▶ Given task: Look through the data and write out every line with the word "Rückfrage" in it.

▶ Data rows:
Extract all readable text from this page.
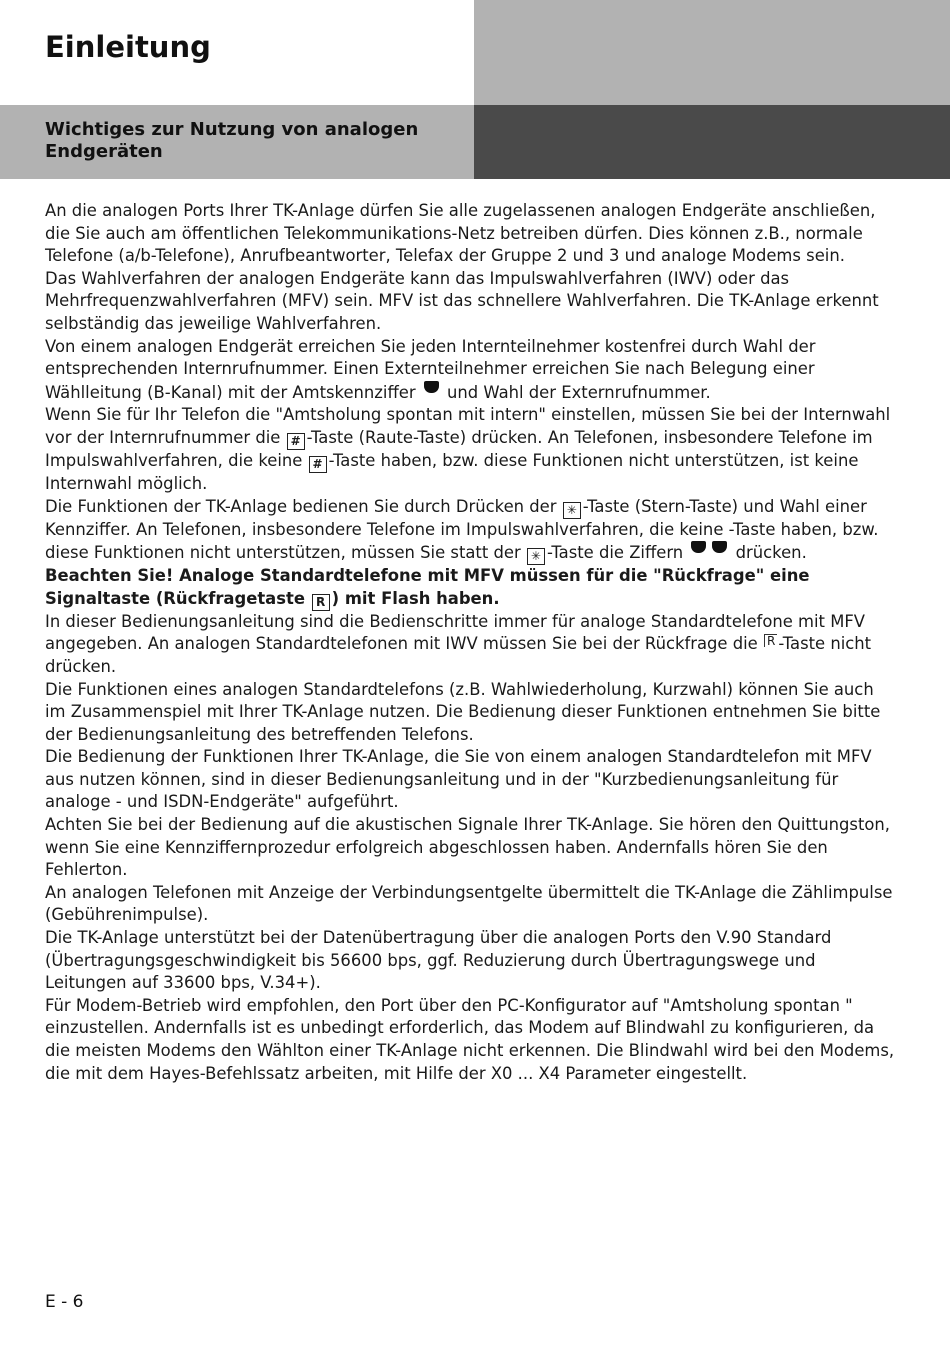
Einleitung
Wichtiges zur Nutzung von analogen Endgeräten

An die analogen Ports Ihrer TK-Anlage dürfen Sie alle zugelassenen analogen Endgeräte anschließen, die Sie auch am öffentlichen Telekommunikations-Netz betreiben dürfen. Dies können z.B., normale Telefone (a/b-Telefone), Anrufbeantworter, Telefax der Gruppe 2 und 3 und analoge Modems sein.

Das Wahlverfahren der analogen Endgeräte kann das Impulswahlverfahren (IWV) oder das Mehrfrequenzwahlverfahren (MFV) sein. MFV ist das schnellere Wahlverfahren. Die TK-Anlage erkennt selbständig das jeweilige Wahlverfahren.

Von einem analogen Endgerät erreichen Sie jeden Internteilnehmer kostenfrei durch Wahl der entsprechenden Internrufnummer. Einen Externteilnehmer erreichen Sie nach Belegung einer Wählleitung (B-Kanal) mit der Amtskennziffer und Wahl der Externrufnummer.

Wenn Sie für Ihr Telefon die "Amtsholung spontan mit intern" einstellen, müssen Sie bei der Internwahl vor der Internrufnummer die # -Taste (Raute-Taste) drücken. An Telefonen, insbesondere Telefone im Impulswahlverfahren, die keine # -Taste haben, bzw. diese Funktionen nicht unterstützen, ist keine Internwahl möglich.

Die Funktionen der TK-Anlage bedienen Sie durch Drücken der ✳ -Taste (Stern-Taste) und Wahl einer Kennziffer. An Telefonen, insbesondere Telefone im Impulswahlverfahren, die keine -Taste haben, bzw. diese Funktionen nicht unterstützen, müssen Sie statt der ✳ -Taste die Ziffern	drücken.

Beachten Sie! Analoge Standardtelefone mit MFV müssen für die "Rückfrage" eine Signaltaste (Rückfragetaste R ) mit Flash haben.

In dieser Bedienungsanleitung sind die Bedienschritte immer für analoge Standardtelefone mit MFV angegeben. An analogen Standardtelefonen mit IWV müssen Sie bei der Rückfrage die R -Taste nicht drücken.

Die Funktionen eines analogen Standardtelefons (z.B. Wahlwiederholung, Kurzwahl) können Sie auch im Zusammenspiel mit Ihrer TK-Anlage nutzen. Die Bedienung dieser Funktionen entnehmen Sie bitte der Bedienungsanleitung des betreffenden Telefons.

Die Bedienung der Funktionen Ihrer TK-Anlage, die Sie von einem analogen Standardtelefon mit MFV aus nutzen können, sind in dieser Bedienungsanleitung und in der "Kurzbedienungsanleitung für analoge - und ISDN-Endgeräte" aufgeführt.

Achten Sie bei der Bedienung auf die akustischen Signale Ihrer TK-Anlage. Sie hören den Quittungston, wenn Sie eine Kennziffernprozedur erfolgreich abgeschlossen haben. Andernfalls hören Sie den Fehlerton.

An analogen Telefonen mit Anzeige der Verbindungsentgelte übermittelt die TK-Anlage die Zählimpulse (Gebührenimpulse).

Die TK-Anlage unterstützt bei der Datenübertragung über die analogen Ports den V.90 Standard (Übertragungsgeschwindigkeit bis 56600 bps, ggf. Reduzierung durch Übertragungswege und Leitungen auf 33600 bps, V.34+).

Für Modem-Betrieb wird empfohlen, den Port über den PC-Konfigurator auf "Amtsholung spontan " einzustellen. Andernfalls ist es unbedingt erforderlich, das Modem auf Blindwahl zu konfigurieren, da die meisten Modems den Wählton einer TK-Anlage nicht erkennen. Die Blindwahl wird bei den Modems, die mit dem Hayes-Befehlssatz arbeiten, mit Hilfe der X0 ... X4 Parameter eingestellt.

E - 6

▶ Answer to the problem:
Beachten Sie! Analoge Standardtelefone mit MFV müssen für die "Rückfrage" eine Signaltaste (Rückfragetaste R ) mit Flash haben.
In dieser Bedienungsanleitung sind die Bedienschritte immer für analoge Standardtelefone mit MFV angegeben. An analogen Standardtelefonen mit IWV müssen Sie bei der Rückfrage die R -Taste nicht drücken.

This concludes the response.